⟨

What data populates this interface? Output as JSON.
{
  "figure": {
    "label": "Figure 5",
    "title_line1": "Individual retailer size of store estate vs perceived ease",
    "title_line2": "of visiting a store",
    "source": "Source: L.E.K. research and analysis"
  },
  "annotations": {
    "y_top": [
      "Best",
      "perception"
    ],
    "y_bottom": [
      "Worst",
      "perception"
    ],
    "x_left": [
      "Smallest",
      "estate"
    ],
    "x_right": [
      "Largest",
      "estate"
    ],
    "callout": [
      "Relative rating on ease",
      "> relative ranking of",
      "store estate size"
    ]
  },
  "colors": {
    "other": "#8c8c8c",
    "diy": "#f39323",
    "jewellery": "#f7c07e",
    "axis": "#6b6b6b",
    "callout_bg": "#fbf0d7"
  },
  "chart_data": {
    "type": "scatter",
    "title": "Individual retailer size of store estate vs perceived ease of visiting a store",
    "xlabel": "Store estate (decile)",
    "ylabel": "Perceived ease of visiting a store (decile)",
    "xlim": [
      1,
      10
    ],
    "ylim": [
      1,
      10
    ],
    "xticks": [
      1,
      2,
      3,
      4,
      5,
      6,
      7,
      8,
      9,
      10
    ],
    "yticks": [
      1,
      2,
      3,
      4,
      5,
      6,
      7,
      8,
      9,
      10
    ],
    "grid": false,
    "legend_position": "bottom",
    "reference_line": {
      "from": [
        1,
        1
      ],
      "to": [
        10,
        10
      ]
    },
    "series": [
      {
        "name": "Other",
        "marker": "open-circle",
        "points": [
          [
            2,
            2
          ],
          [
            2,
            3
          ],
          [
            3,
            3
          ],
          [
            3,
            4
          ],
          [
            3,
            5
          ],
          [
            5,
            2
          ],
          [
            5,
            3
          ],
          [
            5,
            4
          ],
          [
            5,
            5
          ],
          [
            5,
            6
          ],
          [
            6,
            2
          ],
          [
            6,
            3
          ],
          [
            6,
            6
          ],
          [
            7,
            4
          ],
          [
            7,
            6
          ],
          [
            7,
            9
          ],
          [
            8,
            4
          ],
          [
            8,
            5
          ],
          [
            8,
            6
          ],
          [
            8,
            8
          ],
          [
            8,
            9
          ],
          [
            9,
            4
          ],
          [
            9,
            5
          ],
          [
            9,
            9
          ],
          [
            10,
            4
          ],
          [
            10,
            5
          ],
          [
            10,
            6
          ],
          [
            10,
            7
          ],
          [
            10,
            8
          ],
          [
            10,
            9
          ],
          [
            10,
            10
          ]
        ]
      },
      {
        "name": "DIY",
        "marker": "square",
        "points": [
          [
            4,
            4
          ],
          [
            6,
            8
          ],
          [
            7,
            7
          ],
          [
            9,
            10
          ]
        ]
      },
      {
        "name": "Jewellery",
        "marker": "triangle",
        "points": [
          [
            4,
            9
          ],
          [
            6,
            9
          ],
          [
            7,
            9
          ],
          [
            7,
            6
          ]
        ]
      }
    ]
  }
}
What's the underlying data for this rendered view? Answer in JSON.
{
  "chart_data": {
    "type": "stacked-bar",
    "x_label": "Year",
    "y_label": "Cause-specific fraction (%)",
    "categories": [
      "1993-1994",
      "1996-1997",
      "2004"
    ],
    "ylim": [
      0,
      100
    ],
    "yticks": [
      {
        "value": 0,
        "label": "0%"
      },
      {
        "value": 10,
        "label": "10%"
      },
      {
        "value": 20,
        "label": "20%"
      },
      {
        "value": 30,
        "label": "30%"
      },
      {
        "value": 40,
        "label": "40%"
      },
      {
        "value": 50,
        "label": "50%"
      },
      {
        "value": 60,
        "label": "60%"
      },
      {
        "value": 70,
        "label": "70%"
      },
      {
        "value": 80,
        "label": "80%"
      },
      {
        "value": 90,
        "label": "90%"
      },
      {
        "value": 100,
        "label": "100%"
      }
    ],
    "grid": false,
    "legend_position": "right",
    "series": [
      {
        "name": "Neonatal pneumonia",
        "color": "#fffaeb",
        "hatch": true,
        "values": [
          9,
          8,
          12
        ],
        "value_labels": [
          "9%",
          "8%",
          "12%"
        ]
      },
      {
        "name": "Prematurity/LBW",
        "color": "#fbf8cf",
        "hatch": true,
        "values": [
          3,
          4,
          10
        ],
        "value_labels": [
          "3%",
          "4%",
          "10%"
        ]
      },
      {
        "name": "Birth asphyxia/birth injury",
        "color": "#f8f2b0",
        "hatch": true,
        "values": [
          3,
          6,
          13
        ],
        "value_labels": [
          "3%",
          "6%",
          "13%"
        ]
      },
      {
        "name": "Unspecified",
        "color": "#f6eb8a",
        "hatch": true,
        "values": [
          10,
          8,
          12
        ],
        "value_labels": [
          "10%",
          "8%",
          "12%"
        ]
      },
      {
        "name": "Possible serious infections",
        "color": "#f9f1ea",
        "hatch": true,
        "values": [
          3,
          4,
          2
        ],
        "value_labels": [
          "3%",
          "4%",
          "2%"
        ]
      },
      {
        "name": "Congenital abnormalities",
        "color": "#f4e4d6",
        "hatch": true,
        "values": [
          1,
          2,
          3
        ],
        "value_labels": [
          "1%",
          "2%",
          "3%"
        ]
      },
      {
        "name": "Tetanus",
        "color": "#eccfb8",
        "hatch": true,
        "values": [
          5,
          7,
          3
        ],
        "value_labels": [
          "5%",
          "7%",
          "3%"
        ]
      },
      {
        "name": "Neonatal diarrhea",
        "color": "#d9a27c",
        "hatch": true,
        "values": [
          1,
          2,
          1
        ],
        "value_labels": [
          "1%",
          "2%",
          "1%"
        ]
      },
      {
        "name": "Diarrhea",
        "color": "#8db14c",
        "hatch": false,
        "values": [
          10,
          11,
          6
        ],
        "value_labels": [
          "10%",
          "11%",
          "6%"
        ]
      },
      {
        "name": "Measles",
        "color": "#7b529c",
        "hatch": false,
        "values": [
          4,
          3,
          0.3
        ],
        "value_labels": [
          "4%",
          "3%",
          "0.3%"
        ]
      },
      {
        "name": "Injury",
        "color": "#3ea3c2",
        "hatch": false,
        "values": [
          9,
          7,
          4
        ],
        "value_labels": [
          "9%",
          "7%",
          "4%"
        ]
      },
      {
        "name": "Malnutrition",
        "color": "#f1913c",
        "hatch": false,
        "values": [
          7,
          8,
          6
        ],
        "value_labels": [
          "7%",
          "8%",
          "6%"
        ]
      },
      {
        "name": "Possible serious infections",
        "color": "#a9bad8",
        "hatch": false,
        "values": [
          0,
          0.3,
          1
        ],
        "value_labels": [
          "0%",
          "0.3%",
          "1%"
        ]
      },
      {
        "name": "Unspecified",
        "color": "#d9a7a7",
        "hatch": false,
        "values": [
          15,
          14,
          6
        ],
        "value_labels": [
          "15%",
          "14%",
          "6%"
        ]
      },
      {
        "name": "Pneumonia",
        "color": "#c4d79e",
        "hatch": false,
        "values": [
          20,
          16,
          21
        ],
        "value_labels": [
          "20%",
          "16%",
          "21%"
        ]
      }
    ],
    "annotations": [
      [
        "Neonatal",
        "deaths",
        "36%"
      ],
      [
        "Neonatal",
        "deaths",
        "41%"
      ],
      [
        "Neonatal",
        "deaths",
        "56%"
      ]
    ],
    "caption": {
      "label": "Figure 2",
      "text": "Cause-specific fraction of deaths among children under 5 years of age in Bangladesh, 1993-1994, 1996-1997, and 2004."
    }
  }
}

⟩

__DIRECTIONS FOR THIS TASK__
Extract all the material, leaving every line as it is.

__ANSWER BELOW__
What data populates this interface? Output as JSON.
{
  "figure": {
    "label": "Figure 5",
    "title_line1": "Individual retailer size of store estate vs perceived ease",
    "title_line2": "of visiting a store",
    "source": "Source: L.E.K. research and analysis"
  },
  "annotations": {
    "y_top": [
      "Best",
      "perception"
    ],
    "y_bottom": [
      "Worst",
      "perception"
    ],
    "x_left": [
      "Smallest",
      "estate"
    ],
    "x_right": [
      "Largest",
      "estate"
    ],
    "callout": [
      "Relative rating on ease",
      "> relative ranking of",
      "store estate size"
    ]
  },
  "colors": {
    "other": "#8c8c8c",
    "diy": "#f39323",
    "jewellery": "#f7c07e",
    "axis": "#6b6b6b",
    "callout_bg": "#fbf0d7"
  },
  "chart_data": {
    "type": "scatter",
    "title": "Individual retailer size of store estate vs perceived ease of visiting a store",
    "xlabel": "Store estate (decile)",
    "ylabel": "Perceived ease of visiting a store (decile)",
    "xlim": [
      1,
      10
    ],
    "ylim": [
      1,
      10
    ],
    "xticks": [
      1,
      2,
      3,
      4,
      5,
      6,
      7,
      8,
      9,
      10
    ],
    "yticks": [
      1,
      2,
      3,
      4,
      5,
      6,
      7,
      8,
      9,
      10
    ],
    "grid": false,
    "legend_position": "bottom",
    "reference_line": {
      "from": [
        1,
        1
      ],
      "to": [
        10,
        10
      ]
    },
    "series": [
      {
        "name": "Other",
        "marker": "open-circle",
        "points": [
          [
            2,
            2
          ],
          [
            2,
            3
          ],
          [
            3,
            3
          ],
          [
            3,
            4
          ],
          [
            3,
            5
          ],
          [
            5,
            2
          ],
          [
            5,
            3
          ],
          [
            5,
            4
          ],
          [
            5,
            5
          ],
          [
            5,
            6
          ],
          [
            6,
            2
          ],
          [
            6,
            3
          ],
          [
            6,
            6
          ],
          [
            7,
            4
          ],
          [
            7,
            6
          ],
          [
            7,
            9
          ],
          [
            8,
            4
          ],
          [
            8,
            5
          ],
          [
            8,
            6
          ],
          [
            8,
            8
          ],
          [
            8,
            9
          ],
          [
            9,
            4
          ],
          [
            9,
            5
          ],
          [
            9,
            9
          ],
          [
            10,
            4
          ],
          [
            10,
            5
          ],
          [
            10,
            6
          ],
          [
            10,
            7
          ],
          [
            10,
            8
          ],
          [
            10,
            9
          ],
          [
            10,
            10
          ]
        ]
      },
      {
        "name": "DIY",
        "marker": "square",
        "points": [
          [
            4,
            4
          ],
          [
            6,
            8
          ],
          [
            7,
            7
          ],
          [
            9,
            10
          ]
        ]
      },
      {
        "name": "Jewellery",
        "marker": "triangle",
        "points": [
          [
            4,
            9
          ],
          [
            6,
            9
          ],
          [
            7,
            9
          ],
          [
            7,
            6
          ]
        ]
      }
    ]
  }
}
What's the underlying data for this rendered view? Answer in JSON.
{
  "chart_data": {
    "type": "stacked-bar",
    "x_label": "Year",
    "y_label": "Cause-specific fraction (%)",
    "categories": [
      "1993-1994",
      "1996-1997",
      "2004"
    ],
    "ylim": [
      0,
      100
    ],
    "yticks": [
      {
        "value": 0,
        "label": "0%"
      },
      {
        "value": 10,
        "label": "10%"
      },
      {
        "value": 20,
        "label": "20%"
      },
      {
        "value": 30,
        "label": "30%"
      },
      {
        "value": 40,
        "label": "40%"
      },
      {
        "value": 50,
        "label": "50%"
      },
      {
        "value": 60,
        "label": "60%"
      },
      {
        "value": 70,
        "label": "70%"
      },
      {
        "value": 80,
        "label": "80%"
      },
      {
        "value": 90,
        "label": "90%"
      },
      {
        "value": 100,
        "label": "100%"
      }
    ],
    "grid": false,
    "legend_position": "right",
    "series": [
      {
        "name": "Neonatal pneumonia",
        "color": "#fffaeb",
        "hatch": true,
        "values": [
          9,
          8,
          12
        ],
        "value_labels": [
          "9%",
          "8%",
          "12%"
        ]
      },
      {
        "name": "Prematurity/LBW",
        "color": "#fbf8cf",
        "hatch": true,
        "values": [
          3,
          4,
          10
        ],
        "value_labels": [
          "3%",
          "4%",
          "10%"
        ]
      },
      {
        "name": "Birth asphyxia/birth injury",
        "color": "#f8f2b0",
        "hatch": true,
        "values": [
          3,
          6,
          13
        ],
        "value_labels": [
          "3%",
          "6%",
          "13%"
        ]
      },
      {
        "name": "Unspecified",
        "color": "#f6eb8a",
        "hatch": true,
        "values": [
          10,
          8,
          12
        ],
        "value_labels": [
          "10%",
          "8%",
          "12%"
        ]
      },
      {
        "name": "Possible serious infections",
        "color": "#f9f1ea",
        "hatch": true,
        "values": [
          3,
          4,
          2
        ],
        "value_labels": [
          "3%",
          "4%",
          "2%"
        ]
      },
      {
        "name": "Congenital abnormalities",
        "color": "#f4e4d6",
        "hatch": true,
        "values": [
          1,
          2,
          3
        ],
        "value_labels": [
          "1%",
          "2%",
          "3%"
        ]
      },
      {
        "name": "Tetanus",
        "color": "#eccfb8",
        "hatch": true,
        "values": [
          5,
          7,
          3
        ],
        "value_labels": [
          "5%",
          "7%",
          "3%"
        ]
      },
      {
        "name": "Neonatal diarrhea",
        "color": "#d9a27c",
        "hatch": true,
        "values": [
          1,
          2,
          1
        ],
        "value_labels": [
          "1%",
          "2%",
          "1%"
        ]
      },
      {
        "name": "Diarrhea",
        "color": "#8db14c",
        "hatch": false,
        "values": [
          10,
          11,
          6
        ],
        "value_labels": [
          "10%",
          "11%",
          "6%"
        ]
      },
      {
        "name": "Measles",
        "color": "#7b529c",
        "hatch": false,
        "values": [
          4,
          3,
          0.3
        ],
        "value_labels": [
          "4%",
          "3%",
          "0.3%"
        ]
      },
      {
        "name": "Injury",
        "color": "#3ea3c2",
        "hatch": false,
        "values": [
          9,
          7,
          4
        ],
        "value_labels": [
          "9%",
          "7%",
          "4%"
        ]
      },
      {
        "name": "Malnutrition",
        "color": "#f1913c",
        "hatch": false,
        "values": [
          7,
          8,
          6
        ],
        "value_labels": [
          "7%",
          "8%",
          "6%"
        ]
      },
      {
        "name": "Possible serious infections",
        "color": "#a9bad8",
        "hatch": false,
        "values": [
          0,
          0.3,
          1
        ],
        "value_labels": [
          "0%",
          "0.3%",
          "1%"
        ]
      },
      {
        "name": "Unspecified",
        "color": "#d9a7a7",
        "hatch": false,
        "values": [
          15,
          14,
          6
        ],
        "value_labels": [
          "15%",
          "14%",
          "6%"
        ]
      },
      {
        "name": "Pneumonia",
        "color": "#c4d79e",
        "hatch": false,
        "values": [
          20,
          16,
          21
        ],
        "value_labels": [
          "20%",
          "16%",
          "21%"
        ]
      }
    ],
    "annotations": [
      [
        "Neonatal",
        "deaths",
        "36%"
      ],
      [
        "Neonatal",
        "deaths",
        "41%"
      ],
      [
        "Neonatal",
        "deaths",
        "56%"
      ]
    ],
    "caption": {
      "label": "Figure 2",
      "text": "Cause-specific fraction of deaths among children under 5 years of age in Bangladesh, 1993-1994, 1996-1997, and 2004."
    }
  }
}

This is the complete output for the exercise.